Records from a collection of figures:
___

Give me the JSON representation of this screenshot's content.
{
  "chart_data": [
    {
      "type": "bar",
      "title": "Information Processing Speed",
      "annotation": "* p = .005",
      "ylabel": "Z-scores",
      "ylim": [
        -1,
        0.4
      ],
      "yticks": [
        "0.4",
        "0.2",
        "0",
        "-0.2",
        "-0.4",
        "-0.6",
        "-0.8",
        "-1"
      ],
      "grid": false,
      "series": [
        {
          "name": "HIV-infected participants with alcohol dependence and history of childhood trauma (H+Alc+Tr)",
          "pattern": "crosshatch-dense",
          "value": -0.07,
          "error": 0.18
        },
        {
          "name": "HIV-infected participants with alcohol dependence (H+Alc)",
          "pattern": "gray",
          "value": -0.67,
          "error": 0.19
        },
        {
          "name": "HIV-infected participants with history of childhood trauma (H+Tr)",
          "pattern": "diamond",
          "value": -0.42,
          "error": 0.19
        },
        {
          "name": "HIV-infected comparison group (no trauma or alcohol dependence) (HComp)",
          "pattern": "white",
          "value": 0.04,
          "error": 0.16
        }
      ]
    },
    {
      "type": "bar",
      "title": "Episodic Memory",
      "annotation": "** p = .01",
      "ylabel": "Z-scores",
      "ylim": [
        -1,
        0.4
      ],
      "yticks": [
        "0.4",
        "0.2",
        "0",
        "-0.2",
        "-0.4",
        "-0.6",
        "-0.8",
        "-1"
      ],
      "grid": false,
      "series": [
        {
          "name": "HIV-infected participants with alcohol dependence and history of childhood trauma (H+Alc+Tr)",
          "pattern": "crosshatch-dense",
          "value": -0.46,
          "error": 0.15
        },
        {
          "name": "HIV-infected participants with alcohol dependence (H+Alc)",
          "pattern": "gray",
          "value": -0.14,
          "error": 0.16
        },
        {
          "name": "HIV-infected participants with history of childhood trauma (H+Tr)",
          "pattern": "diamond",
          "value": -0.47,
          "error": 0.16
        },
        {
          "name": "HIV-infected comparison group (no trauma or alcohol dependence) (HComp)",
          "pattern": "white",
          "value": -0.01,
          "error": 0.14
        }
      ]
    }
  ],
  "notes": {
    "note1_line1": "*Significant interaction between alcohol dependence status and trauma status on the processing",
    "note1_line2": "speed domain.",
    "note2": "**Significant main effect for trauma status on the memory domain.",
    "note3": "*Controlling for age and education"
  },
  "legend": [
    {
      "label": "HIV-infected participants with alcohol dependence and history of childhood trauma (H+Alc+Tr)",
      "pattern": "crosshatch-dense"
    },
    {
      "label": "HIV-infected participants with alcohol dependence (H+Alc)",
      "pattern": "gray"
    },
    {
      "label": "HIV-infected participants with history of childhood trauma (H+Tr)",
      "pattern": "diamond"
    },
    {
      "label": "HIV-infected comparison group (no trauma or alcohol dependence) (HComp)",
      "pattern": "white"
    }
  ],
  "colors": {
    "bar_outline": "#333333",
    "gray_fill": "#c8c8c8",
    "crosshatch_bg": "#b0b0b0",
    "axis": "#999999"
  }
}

___

Give back all the records exactly as they stand.

Give me the JSON representation of this screenshot's content.
{
  "chart_data": [
    {
      "type": "bar",
      "title": "Information Processing Speed",
      "annotation": "* p = .005",
      "ylabel": "Z-scores",
      "ylim": [
        -1,
        0.4
      ],
      "yticks": [
        "0.4",
        "0.2",
        "0",
        "-0.2",
        "-0.4",
        "-0.6",
        "-0.8",
        "-1"
      ],
      "grid": false,
      "series": [
        {
          "name": "HIV-infected participants with alcohol dependence and history of childhood trauma (H+Alc+Tr)",
          "pattern": "crosshatch-dense",
          "value": -0.07,
          "error": 0.18
        },
        {
          "name": "HIV-infected participants with alcohol dependence (H+Alc)",
          "pattern": "gray",
          "value": -0.67,
          "error": 0.19
        },
        {
          "name": "HIV-infected participants with history of childhood trauma (H+Tr)",
          "pattern": "diamond",
          "value": -0.42,
          "error": 0.19
        },
        {
          "name": "HIV-infected comparison group (no trauma or alcohol dependence) (HComp)",
          "pattern": "white",
          "value": 0.04,
          "error": 0.16
        }
      ]
    },
    {
      "type": "bar",
      "title": "Episodic Memory",
      "annotation": "** p = .01",
      "ylabel": "Z-scores",
      "ylim": [
        -1,
        0.4
      ],
      "yticks": [
        "0.4",
        "0.2",
        "0",
        "-0.2",
        "-0.4",
        "-0.6",
        "-0.8",
        "-1"
      ],
      "grid": false,
      "series": [
        {
          "name": "HIV-infected participants with alcohol dependence and history of childhood trauma (H+Alc+Tr)",
          "pattern": "crosshatch-dense",
          "value": -0.46,
          "error": 0.15
        },
        {
          "name": "HIV-infected participants with alcohol dependence (H+Alc)",
          "pattern": "gray",
          "value": -0.14,
          "error": 0.16
        },
        {
          "name": "HIV-infected participants with history of childhood trauma (H+Tr)",
          "pattern": "diamond",
          "value": -0.47,
          "error": 0.16
        },
        {
          "name": "HIV-infected comparison group (no trauma or alcohol dependence) (HComp)",
          "pattern": "white",
          "value": -0.01,
          "error": 0.14
        }
      ]
    }
  ],
  "notes": {
    "note1_line1": "*Significant interaction between alcohol dependence status and trauma status on the processing",
    "note1_line2": "speed domain.",
    "note2": "**Significant main effect for trauma status on the memory domain.",
    "note3": "*Controlling for age and education"
  },
  "legend": [
    {
      "label": "HIV-infected participants with alcohol dependence and history of childhood trauma (H+Alc+Tr)",
      "pattern": "crosshatch-dense"
    },
    {
      "label": "HIV-infected participants with alcohol dependence (H+Alc)",
      "pattern": "gray"
    },
    {
      "label": "HIV-infected participants with history of childhood trauma (H+Tr)",
      "pattern": "diamond"
    },
    {
      "label": "HIV-infected comparison group (no trauma or alcohol dependence) (HComp)",
      "pattern": "white"
    }
  ],
  "colors": {
    "bar_outline": "#333333",
    "gray_fill": "#c8c8c8",
    "crosshatch_bg": "#b0b0b0",
    "axis": "#999999"
  }
}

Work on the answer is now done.